REQUIREMENTS:
Of the lines in the data below, count the ones holding the string "Replacing", and answer with that number only.

(Dataset items)
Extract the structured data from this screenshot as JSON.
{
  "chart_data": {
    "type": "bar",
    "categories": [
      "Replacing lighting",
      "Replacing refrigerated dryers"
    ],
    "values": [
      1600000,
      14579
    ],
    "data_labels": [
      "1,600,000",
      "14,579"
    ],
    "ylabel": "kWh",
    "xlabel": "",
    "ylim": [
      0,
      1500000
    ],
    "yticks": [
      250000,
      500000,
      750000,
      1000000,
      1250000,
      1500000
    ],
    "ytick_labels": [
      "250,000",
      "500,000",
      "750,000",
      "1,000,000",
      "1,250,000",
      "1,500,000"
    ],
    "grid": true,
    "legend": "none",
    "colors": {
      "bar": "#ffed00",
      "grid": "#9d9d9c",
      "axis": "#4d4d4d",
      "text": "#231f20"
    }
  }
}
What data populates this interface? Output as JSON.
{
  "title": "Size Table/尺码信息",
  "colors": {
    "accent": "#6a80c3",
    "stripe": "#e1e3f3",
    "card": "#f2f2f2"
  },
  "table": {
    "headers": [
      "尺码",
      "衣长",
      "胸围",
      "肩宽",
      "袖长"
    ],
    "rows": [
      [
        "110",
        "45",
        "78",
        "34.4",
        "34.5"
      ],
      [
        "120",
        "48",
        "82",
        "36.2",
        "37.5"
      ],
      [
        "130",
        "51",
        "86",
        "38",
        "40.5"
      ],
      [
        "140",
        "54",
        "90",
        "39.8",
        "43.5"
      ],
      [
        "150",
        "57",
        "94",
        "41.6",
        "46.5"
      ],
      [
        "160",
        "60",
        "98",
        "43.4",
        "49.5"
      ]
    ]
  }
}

EXERCISE RESPONSE:
2